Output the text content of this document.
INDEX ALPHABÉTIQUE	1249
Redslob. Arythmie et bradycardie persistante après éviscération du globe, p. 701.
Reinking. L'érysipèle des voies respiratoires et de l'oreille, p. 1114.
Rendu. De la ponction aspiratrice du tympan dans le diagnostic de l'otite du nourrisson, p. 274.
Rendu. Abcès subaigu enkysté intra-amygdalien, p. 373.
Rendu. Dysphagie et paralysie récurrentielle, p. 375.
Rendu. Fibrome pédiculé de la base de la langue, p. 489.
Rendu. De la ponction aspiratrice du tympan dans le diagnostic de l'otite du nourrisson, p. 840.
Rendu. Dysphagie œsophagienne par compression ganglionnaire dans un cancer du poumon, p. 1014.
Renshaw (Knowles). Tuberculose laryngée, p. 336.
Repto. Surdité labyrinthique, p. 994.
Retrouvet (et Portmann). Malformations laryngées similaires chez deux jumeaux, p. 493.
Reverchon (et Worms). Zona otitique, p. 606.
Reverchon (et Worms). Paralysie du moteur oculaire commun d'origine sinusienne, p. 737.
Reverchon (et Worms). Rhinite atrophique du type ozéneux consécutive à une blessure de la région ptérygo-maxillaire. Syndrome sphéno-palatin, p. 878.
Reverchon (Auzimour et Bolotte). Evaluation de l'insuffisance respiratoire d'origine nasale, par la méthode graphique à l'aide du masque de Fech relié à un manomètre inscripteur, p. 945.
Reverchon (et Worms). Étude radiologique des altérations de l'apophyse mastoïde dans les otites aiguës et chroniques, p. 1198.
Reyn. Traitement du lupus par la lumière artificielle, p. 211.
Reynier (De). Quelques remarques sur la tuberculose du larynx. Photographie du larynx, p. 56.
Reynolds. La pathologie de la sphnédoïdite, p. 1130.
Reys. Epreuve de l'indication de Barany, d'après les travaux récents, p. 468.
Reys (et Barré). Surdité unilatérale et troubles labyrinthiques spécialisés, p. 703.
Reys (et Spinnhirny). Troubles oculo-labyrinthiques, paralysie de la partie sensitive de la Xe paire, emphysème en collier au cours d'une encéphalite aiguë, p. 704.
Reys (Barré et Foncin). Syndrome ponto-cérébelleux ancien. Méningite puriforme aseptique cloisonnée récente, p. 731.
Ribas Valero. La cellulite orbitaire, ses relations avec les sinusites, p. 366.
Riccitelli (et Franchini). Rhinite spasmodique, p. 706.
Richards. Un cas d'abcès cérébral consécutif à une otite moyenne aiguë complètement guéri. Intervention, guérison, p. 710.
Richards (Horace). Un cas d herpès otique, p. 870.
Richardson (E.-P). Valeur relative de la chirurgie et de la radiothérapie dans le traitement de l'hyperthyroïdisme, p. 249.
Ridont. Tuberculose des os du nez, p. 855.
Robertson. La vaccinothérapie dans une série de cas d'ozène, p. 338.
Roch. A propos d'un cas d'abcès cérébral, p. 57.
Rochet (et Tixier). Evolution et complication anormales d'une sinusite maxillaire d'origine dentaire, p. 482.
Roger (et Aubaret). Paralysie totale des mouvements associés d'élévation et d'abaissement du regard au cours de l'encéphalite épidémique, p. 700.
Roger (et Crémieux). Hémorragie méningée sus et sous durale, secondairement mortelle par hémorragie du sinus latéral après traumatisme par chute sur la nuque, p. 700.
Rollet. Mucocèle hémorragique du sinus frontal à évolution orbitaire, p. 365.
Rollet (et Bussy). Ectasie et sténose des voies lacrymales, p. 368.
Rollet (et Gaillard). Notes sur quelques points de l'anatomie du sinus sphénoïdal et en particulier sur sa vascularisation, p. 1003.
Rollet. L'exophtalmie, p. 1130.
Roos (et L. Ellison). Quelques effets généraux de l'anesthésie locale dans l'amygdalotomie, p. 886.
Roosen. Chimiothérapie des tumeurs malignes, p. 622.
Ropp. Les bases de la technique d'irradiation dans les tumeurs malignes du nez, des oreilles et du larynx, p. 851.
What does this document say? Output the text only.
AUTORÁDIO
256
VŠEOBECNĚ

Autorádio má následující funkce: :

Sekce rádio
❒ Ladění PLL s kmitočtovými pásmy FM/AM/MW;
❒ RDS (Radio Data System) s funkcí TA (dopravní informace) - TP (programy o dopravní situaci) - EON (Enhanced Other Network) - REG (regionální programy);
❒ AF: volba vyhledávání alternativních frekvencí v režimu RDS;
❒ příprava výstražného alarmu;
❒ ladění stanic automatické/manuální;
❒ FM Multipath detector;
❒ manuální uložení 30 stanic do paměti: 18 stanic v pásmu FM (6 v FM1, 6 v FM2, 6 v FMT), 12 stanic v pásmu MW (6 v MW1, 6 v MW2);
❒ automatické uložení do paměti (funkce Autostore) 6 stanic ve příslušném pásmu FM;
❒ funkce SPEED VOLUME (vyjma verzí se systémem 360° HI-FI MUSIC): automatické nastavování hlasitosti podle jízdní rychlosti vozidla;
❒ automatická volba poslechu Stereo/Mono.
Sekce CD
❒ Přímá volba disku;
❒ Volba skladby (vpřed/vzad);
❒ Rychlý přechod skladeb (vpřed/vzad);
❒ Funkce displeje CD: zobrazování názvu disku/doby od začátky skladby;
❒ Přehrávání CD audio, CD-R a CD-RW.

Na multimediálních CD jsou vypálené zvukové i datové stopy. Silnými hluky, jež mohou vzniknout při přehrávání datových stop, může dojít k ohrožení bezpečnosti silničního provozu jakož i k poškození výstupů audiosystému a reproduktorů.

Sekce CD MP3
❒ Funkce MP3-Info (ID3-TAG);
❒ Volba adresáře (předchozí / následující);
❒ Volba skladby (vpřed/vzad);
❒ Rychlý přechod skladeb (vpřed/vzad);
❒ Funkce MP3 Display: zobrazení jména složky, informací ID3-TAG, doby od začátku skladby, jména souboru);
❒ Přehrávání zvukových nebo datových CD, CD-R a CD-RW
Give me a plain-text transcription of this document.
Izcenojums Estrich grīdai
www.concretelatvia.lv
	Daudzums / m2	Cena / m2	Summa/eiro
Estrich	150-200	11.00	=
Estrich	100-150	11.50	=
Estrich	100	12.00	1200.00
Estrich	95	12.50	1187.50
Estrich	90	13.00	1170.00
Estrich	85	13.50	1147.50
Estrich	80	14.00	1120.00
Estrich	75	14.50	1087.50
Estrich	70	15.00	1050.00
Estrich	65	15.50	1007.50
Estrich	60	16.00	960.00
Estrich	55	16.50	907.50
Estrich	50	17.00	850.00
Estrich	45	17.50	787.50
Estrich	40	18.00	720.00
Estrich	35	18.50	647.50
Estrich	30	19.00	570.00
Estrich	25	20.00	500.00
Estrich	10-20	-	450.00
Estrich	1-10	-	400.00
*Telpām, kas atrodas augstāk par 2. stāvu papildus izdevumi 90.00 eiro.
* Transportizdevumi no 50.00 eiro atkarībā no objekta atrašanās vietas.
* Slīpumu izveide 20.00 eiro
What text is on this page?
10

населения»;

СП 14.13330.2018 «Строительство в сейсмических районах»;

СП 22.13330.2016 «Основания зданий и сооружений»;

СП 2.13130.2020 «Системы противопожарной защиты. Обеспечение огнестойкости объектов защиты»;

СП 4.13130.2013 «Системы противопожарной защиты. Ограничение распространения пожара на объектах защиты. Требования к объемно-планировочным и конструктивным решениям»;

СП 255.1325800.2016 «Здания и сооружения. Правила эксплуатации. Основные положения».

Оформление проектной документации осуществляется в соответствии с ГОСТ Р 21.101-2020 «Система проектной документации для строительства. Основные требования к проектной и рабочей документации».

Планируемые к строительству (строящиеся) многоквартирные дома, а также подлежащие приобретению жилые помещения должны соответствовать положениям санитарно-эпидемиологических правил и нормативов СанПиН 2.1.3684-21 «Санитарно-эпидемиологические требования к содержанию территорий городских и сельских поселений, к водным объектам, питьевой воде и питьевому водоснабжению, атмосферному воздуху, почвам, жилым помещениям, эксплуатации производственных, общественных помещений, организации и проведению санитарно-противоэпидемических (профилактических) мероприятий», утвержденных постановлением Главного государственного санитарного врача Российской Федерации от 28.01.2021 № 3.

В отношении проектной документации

::::::

Task details ->
From the listing above, copy every line that holds the string "Rollet".

Problem solution ->
Rollet. Mucocèle hémorragique du sinus frontal à évolution orbitaire, p. 365.
Rollet (et Bussy). Ectasie et sténose des voies lacrymales, p. 368.
Rollet (et Gaillard). Notes sur quelques points de l'anatomie du sinus sphénoïdal et en particulier sur sa vascularisation, p. 1003.
Rollet. L'exophtalmie, p. 1130.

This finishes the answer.